WORK TO BE COMPLETED - Give the number of lines in the listing that hold the word "color". Write nothing but that number.
— START OF ENTRIES SHOWN —
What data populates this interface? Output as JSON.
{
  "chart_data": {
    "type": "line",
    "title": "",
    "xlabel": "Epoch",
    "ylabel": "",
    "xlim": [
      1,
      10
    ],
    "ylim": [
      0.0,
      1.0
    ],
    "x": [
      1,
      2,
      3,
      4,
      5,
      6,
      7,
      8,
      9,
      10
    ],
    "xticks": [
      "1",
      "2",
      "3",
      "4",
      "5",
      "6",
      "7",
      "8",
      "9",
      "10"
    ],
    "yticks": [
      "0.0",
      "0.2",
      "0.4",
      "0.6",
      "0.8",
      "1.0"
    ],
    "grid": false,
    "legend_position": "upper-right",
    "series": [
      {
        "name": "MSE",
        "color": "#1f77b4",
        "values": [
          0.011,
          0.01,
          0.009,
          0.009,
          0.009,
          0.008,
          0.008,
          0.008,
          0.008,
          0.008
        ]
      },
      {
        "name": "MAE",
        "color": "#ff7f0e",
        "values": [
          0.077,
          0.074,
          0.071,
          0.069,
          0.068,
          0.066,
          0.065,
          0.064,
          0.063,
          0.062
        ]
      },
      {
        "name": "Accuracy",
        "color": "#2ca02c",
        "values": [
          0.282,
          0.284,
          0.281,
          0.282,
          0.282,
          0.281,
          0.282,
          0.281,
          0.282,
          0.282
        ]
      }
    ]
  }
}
— END OF ENTRIES SHOWN —
FINISHED EXERCISE - 3